● WHAT IS BEING ASKED: Give the entries, from the first one up to and including the line with "tree-line (138, 652, 153, 653)", as a Markdown table with the columns Row and Line, leaving out any blank lines.
---
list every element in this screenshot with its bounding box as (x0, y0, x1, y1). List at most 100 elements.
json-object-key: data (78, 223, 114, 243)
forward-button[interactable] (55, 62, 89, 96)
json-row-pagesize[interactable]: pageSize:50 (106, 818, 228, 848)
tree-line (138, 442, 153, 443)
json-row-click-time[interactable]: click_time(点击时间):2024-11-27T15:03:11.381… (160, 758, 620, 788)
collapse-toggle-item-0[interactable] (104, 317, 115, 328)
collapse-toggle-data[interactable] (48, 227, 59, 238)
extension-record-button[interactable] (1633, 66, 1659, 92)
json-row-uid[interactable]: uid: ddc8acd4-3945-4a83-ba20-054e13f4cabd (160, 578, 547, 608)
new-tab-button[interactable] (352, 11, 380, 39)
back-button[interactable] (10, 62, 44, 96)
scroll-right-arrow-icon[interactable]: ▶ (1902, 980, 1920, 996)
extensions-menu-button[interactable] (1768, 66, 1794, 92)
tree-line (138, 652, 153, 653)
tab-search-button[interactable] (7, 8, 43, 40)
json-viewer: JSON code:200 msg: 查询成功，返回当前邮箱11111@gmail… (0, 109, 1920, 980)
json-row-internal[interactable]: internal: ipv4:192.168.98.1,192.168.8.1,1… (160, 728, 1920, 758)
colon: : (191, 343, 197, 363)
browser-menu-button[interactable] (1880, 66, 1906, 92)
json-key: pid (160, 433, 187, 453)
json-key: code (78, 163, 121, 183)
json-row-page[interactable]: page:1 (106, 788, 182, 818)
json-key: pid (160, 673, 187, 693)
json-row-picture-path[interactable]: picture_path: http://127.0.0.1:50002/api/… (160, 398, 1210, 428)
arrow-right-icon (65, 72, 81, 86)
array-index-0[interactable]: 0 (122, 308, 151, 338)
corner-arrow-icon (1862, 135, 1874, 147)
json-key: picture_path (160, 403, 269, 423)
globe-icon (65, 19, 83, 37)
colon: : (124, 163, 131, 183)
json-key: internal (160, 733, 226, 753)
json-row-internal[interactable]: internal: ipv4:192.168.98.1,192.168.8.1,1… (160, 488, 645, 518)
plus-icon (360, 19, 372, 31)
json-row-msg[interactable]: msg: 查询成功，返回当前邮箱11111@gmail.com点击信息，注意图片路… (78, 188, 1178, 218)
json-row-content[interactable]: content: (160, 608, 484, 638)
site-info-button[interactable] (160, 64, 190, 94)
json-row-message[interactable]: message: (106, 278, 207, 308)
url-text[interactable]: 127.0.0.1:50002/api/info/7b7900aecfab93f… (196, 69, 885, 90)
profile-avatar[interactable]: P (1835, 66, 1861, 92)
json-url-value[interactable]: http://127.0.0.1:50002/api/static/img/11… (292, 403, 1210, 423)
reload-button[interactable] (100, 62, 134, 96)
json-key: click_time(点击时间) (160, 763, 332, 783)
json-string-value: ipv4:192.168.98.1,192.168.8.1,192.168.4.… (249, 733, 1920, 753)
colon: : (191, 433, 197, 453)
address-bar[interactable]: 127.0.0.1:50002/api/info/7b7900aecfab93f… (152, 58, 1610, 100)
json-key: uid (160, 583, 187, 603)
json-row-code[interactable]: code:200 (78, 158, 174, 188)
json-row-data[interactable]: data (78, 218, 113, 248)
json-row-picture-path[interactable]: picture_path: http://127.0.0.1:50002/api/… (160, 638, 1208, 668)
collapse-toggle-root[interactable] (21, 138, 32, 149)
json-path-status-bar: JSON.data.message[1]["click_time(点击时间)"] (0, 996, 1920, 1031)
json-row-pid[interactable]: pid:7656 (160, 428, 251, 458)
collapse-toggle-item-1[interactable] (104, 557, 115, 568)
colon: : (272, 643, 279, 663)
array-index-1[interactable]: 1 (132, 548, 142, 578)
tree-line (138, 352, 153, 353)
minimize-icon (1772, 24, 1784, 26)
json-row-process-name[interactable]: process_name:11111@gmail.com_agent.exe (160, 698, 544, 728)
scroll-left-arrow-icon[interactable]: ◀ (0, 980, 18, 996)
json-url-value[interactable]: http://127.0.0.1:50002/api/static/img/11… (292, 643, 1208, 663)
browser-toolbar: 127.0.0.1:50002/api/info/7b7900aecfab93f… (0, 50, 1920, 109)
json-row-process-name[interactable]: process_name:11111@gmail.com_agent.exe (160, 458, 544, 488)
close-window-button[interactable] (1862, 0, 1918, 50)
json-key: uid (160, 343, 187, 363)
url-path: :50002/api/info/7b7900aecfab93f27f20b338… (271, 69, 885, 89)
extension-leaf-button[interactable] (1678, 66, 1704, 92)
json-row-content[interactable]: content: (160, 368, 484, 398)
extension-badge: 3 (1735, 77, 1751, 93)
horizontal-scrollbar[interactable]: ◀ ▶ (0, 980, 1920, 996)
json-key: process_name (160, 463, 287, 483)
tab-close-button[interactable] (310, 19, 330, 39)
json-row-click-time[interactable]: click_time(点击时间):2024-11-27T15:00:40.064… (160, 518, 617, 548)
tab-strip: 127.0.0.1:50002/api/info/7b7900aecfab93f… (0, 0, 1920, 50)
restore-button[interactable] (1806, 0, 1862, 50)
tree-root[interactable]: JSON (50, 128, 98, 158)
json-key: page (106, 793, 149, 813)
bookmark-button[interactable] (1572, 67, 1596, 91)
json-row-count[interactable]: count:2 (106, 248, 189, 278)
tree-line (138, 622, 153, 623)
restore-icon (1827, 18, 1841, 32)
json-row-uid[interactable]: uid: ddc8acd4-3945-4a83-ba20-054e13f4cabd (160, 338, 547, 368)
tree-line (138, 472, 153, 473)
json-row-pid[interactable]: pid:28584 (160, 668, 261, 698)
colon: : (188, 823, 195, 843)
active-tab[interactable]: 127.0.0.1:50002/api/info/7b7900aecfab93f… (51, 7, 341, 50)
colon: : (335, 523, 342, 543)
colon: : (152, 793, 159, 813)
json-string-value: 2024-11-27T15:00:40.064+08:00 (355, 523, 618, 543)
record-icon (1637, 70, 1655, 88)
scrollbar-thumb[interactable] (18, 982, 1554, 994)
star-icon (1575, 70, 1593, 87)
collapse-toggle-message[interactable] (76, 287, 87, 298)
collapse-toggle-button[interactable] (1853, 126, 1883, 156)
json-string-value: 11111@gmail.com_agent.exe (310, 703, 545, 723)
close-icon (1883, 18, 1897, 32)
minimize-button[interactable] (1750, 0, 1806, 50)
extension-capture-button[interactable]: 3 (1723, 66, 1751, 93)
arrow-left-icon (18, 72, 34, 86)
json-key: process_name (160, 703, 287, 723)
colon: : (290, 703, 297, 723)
---
● TASK RESPONSE:
| Row | Line |
|---|---|
| 1 | list every element in this screenshot with its bounding box as (x0, y0, x1, y1). List at most 100 elements. |
| 2 | json-object-key: data (78, 223, 114, 243) |
| 3 | forward-button[interactable] (55, 62, 89, 96) |
| 4 | json-row-pagesize[interactable]: pageSize:50 (106, 818, 228, 848) |
| 5 | tree-line (138, 442, 153, 443) |
| 6 | json-row-click-time[interactable]: click_time(点击时间):2024-11-27T15:03:11.381… (160, 758, 620, 788) |
| 7 | collapse-toggle-item-0[interactable] (104, 317, 115, 328) |
| 8 | collapse-toggle-data[interactable] (48, 227, 59, 238) |
| 9 | extension-record-button[interactable] (1633, 66, 1659, 92) |
| 10 | json-row-uid[interactable]: uid: ddc8acd4-3945-4a83-ba20-054e13f4cabd (160, 578, 547, 608) |
| 11 | new-tab-button[interactable] (352, 11, 380, 39) |
| 12 | back-button[interactable] (10, 62, 44, 96) |
| 13 | scroll-right-arrow-icon[interactable]: ▶ (1902, 980, 1920, 996) |
| 14 | extensions-menu-button[interactable] (1768, 66, 1794, 92) |
| 15 | tree-line (138, 652, 153, 653) |